* start *

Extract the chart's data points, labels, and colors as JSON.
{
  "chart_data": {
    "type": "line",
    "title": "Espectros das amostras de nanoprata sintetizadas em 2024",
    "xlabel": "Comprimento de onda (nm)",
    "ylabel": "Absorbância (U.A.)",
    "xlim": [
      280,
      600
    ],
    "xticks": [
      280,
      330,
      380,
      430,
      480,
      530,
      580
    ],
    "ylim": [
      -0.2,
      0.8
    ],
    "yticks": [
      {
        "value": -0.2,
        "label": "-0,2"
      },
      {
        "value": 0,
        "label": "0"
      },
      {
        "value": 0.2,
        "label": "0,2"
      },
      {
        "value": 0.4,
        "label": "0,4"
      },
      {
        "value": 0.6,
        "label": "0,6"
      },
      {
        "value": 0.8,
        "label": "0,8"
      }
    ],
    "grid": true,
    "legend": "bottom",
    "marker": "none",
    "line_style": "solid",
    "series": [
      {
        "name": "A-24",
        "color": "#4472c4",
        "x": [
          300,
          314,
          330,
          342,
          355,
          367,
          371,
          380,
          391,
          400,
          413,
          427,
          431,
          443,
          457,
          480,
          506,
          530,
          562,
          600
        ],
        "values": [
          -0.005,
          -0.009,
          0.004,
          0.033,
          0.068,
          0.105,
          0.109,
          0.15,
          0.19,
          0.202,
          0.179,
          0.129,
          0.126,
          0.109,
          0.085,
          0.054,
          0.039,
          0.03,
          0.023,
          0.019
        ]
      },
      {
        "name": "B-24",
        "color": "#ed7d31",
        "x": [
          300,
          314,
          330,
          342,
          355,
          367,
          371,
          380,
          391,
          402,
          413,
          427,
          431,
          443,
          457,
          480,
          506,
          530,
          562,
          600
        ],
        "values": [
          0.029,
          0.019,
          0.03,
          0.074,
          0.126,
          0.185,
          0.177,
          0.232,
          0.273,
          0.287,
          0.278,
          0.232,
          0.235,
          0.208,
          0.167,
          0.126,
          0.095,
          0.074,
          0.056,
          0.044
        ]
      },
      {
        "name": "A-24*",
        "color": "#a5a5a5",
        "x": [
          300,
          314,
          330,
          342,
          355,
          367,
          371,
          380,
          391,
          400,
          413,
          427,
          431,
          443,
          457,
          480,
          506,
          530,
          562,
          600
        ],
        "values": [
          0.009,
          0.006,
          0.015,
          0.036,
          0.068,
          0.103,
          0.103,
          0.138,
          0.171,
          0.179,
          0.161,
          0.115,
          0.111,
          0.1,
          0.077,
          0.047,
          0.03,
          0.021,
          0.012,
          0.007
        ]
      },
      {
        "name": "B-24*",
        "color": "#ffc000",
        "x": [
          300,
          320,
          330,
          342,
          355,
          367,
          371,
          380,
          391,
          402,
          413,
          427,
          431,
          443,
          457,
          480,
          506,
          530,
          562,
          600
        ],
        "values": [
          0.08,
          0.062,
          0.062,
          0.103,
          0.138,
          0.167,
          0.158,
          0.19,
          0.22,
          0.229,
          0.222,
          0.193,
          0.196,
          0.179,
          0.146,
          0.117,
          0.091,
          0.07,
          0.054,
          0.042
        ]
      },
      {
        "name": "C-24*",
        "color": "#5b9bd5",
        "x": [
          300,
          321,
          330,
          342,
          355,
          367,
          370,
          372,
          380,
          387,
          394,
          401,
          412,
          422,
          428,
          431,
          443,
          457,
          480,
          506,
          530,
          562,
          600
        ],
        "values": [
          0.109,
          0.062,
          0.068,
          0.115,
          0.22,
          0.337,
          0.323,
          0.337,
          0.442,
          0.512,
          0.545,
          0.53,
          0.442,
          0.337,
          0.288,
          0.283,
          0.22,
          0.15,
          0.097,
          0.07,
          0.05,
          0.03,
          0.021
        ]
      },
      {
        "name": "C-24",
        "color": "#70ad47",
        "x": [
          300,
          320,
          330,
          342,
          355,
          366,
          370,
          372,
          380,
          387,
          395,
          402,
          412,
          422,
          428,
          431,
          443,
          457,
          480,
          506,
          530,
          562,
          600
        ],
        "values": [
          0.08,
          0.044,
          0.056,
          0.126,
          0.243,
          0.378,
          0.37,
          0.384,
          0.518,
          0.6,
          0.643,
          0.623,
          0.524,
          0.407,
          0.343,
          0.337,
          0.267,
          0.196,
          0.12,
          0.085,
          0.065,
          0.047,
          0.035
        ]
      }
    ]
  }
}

* end *

Write all of the records out again exactly.

Extract the chart's data points, labels, and colors as JSON.
{
  "chart_data": {
    "type": "line",
    "title": "Espectros das amostras de nanoprata sintetizadas em 2024",
    "xlabel": "Comprimento de onda (nm)",
    "ylabel": "Absorbância (U.A.)",
    "xlim": [
      280,
      600
    ],
    "xticks": [
      280,
      330,
      380,
      430,
      480,
      530,
      580
    ],
    "ylim": [
      -0.2,
      0.8
    ],
    "yticks": [
      {
        "value": -0.2,
        "label": "-0,2"
      },
      {
        "value": 0,
        "label": "0"
      },
      {
        "value": 0.2,
        "label": "0,2"
      },
      {
        "value": 0.4,
        "label": "0,4"
      },
      {
        "value": 0.6,
        "label": "0,6"
      },
      {
        "value": 0.8,
        "label": "0,8"
      }
    ],
    "grid": true,
    "legend": "bottom",
    "marker": "none",
    "line_style": "solid",
    "series": [
      {
        "name": "A-24",
        "color": "#4472c4",
        "x": [
          300,
          314,
          330,
          342,
          355,
          367,
          371,
          380,
          391,
          400,
          413,
          427,
          431,
          443,
          457,
          480,
          506,
          530,
          562,
          600
        ],
        "values": [
          -0.005,
          -0.009,
          0.004,
          0.033,
          0.068,
          0.105,
          0.109,
          0.15,
          0.19,
          0.202,
          0.179,
          0.129,
          0.126,
          0.109,
          0.085,
          0.054,
          0.039,
          0.03,
          0.023,
          0.019
        ]
      },
      {
        "name": "B-24",
        "color": "#ed7d31",
        "x": [
          300,
          314,
          330,
          342,
          355,
          367,
          371,
          380,
          391,
          402,
          413,
          427,
          431,
          443,
          457,
          480,
          506,
          530,
          562,
          600
        ],
        "values": [
          0.029,
          0.019,
          0.03,
          0.074,
          0.126,
          0.185,
          0.177,
          0.232,
          0.273,
          0.287,
          0.278,
          0.232,
          0.235,
          0.208,
          0.167,
          0.126,
          0.095,
          0.074,
          0.056,
          0.044
        ]
      },
      {
        "name": "A-24*",
        "color": "#a5a5a5",
        "x": [
          300,
          314,
          330,
          342,
          355,
          367,
          371,
          380,
          391,
          400,
          413,
          427,
          431,
          443,
          457,
          480,
          506,
          530,
          562,
          600
        ],
        "values": [
          0.009,
          0.006,
          0.015,
          0.036,
          0.068,
          0.103,
          0.103,
          0.138,
          0.171,
          0.179,
          0.161,
          0.115,
          0.111,
          0.1,
          0.077,
          0.047,
          0.03,
          0.021,
          0.012,
          0.007
        ]
      },
      {
        "name": "B-24*",
        "color": "#ffc000",
        "x": [
          300,
          320,
          330,
          342,
          355,
          367,
          371,
          380,
          391,
          402,
          413,
          427,
          431,
          443,
          457,
          480,
          506,
          530,
          562,
          600
        ],
        "values": [
          0.08,
          0.062,
          0.062,
          0.103,
          0.138,
          0.167,
          0.158,
          0.19,
          0.22,
          0.229,
          0.222,
          0.193,
          0.196,
          0.179,
          0.146,
          0.117,
          0.091,
          0.07,
          0.054,
          0.042
        ]
      },
      {
        "name": "C-24*",
        "color": "#5b9bd5",
        "x": [
          300,
          321,
          330,
          342,
          355,
          367,
          370,
          372,
          380,
          387,
          394,
          401,
          412,
          422,
          428,
          431,
          443,
          457,
          480,
          506,
          530,
          562,
          600
        ],
        "values": [
          0.109,
          0.062,
          0.068,
          0.115,
          0.22,
          0.337,
          0.323,
          0.337,
          0.442,
          0.512,
          0.545,
          0.53,
          0.442,
          0.337,
          0.288,
          0.283,
          0.22,
          0.15,
          0.097,
          0.07,
          0.05,
          0.03,
          0.021
        ]
      },
      {
        "name": "C-24",
        "color": "#70ad47",
        "x": [
          300,
          320,
          330,
          342,
          355,
          366,
          370,
          372,
          380,
          387,
          395,
          402,
          412,
          422,
          428,
          431,
          443,
          457,
          480,
          506,
          530,
          562,
          600
        ],
        "values": [
          0.08,
          0.044,
          0.056,
          0.126,
          0.243,
          0.378,
          0.37,
          0.384,
          0.518,
          0.6,
          0.643,
          0.623,
          0.524,
          0.407,
          0.343,
          0.337,
          0.267,
          0.196,
          0.12,
          0.085,
          0.065,
          0.047,
          0.035
        ]
      }
    ]
  }
}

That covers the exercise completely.